----- INFORMATION SUPPLIED -----
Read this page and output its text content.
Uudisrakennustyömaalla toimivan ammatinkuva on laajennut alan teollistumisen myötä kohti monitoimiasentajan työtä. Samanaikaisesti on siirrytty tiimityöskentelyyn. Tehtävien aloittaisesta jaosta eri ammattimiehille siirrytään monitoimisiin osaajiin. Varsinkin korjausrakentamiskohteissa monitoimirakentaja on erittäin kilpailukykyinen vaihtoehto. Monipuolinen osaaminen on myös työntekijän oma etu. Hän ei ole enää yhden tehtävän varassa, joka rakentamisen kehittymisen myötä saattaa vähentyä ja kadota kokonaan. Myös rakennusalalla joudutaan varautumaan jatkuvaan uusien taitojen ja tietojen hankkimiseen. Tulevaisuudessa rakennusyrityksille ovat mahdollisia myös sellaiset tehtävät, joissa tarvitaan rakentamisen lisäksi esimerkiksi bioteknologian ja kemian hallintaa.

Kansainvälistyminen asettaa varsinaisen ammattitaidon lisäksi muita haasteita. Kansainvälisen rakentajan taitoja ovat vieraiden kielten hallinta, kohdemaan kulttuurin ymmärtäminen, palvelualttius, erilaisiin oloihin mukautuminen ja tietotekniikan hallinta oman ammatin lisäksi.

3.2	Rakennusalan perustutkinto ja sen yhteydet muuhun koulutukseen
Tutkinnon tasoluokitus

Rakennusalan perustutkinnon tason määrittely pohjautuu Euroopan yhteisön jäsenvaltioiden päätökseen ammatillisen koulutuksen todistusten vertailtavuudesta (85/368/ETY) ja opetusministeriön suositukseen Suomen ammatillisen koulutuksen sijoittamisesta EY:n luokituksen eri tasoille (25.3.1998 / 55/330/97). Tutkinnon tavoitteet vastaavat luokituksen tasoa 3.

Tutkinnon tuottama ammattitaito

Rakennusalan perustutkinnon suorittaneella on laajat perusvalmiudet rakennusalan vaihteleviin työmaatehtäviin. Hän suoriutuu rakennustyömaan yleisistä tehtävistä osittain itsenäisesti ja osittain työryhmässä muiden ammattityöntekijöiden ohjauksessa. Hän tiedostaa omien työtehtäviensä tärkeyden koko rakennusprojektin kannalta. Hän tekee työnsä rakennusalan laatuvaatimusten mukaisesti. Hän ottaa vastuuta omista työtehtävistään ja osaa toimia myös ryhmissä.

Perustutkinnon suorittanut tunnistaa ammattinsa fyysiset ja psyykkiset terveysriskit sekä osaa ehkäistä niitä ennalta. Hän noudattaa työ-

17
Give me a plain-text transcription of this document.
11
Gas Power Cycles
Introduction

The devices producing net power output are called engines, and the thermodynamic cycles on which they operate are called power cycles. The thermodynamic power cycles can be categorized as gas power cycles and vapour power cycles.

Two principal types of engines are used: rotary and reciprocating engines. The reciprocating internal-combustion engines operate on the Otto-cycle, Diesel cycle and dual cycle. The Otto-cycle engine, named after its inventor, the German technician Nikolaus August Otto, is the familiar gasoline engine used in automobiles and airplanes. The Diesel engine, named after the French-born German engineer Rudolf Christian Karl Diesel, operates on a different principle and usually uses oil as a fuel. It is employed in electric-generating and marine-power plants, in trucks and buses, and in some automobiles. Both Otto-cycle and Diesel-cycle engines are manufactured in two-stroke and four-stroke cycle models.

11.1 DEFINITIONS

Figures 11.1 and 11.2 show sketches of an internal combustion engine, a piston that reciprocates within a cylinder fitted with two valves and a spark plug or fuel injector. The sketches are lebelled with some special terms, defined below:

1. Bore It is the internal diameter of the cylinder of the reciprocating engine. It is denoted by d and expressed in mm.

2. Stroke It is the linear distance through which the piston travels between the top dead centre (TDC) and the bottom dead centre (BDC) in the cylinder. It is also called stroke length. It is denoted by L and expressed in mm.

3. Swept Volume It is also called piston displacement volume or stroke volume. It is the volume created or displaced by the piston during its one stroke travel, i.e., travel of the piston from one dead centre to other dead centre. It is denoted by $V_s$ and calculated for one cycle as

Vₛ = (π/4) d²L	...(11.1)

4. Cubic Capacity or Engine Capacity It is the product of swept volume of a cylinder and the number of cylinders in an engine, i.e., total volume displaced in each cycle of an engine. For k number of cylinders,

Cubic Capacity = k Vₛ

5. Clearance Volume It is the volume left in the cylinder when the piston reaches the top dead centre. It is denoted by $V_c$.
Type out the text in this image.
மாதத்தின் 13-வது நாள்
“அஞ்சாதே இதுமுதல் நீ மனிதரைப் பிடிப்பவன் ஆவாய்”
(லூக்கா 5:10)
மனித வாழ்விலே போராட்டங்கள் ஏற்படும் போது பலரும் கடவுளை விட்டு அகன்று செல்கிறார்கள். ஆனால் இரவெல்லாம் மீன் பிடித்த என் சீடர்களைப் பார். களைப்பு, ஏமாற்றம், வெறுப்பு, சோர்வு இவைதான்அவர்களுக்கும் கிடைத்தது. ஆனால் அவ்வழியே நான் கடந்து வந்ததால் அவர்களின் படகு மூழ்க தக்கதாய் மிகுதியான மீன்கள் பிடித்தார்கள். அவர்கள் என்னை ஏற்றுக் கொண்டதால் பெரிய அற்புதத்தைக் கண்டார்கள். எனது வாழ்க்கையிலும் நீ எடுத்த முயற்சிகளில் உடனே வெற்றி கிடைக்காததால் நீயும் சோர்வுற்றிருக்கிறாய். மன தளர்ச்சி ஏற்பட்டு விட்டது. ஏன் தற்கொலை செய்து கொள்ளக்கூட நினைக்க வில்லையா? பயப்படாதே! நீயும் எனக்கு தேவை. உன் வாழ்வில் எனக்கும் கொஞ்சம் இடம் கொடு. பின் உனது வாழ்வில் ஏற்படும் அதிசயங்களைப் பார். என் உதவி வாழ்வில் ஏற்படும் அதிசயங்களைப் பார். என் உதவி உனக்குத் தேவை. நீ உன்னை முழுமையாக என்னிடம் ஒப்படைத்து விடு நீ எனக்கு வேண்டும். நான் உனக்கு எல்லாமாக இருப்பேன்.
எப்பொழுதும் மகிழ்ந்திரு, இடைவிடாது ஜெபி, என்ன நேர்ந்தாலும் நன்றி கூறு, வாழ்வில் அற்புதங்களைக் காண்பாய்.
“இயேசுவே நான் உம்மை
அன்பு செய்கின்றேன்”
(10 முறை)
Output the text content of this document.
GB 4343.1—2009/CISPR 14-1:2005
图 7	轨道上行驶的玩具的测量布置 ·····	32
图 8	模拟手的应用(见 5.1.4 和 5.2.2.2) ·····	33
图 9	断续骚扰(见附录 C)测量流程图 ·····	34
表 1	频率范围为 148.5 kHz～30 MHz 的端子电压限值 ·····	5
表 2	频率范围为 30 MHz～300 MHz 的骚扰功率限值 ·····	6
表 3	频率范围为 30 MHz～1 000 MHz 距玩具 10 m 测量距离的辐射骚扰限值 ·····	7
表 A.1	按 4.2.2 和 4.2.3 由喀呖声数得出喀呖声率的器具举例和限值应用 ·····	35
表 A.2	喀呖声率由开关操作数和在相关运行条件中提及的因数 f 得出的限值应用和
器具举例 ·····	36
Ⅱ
-----
Retype only the lines running from the line with "Output the text content of this document." to the end of the listing, including both of those lines.

Output the text content of this document.
GB 4343.1—2009/CISPR 14-1:2005
图 7	轨道上行驶的玩具的测量布置 ·····	32
图 8	模拟手的应用(见 5.1.4 和 5.2.2.2) ·····	33
图 9	断续骚扰(见附录 C)测量流程图 ·····	34
表 1	频率范围为 148.5 kHz～30 MHz 的端子电压限值 ·····	5
表 2	频率范围为 30 MHz～300 MHz 的骚扰功率限值 ·····	6
表 3	频率范围为 30 MHz～1 000 MHz 距玩具 10 m 测量距离的辐射骚扰限值 ·····	7
表 A.1	按 4.2.2 和 4.2.3 由喀呖声数得出喀呖声率的器具举例和限值应用 ·····	35
表 A.2	喀呖声率由开关操作数和在相关运行条件中提及的因数 f 得出的限值应用和
器具举例 ·····	36
Ⅱ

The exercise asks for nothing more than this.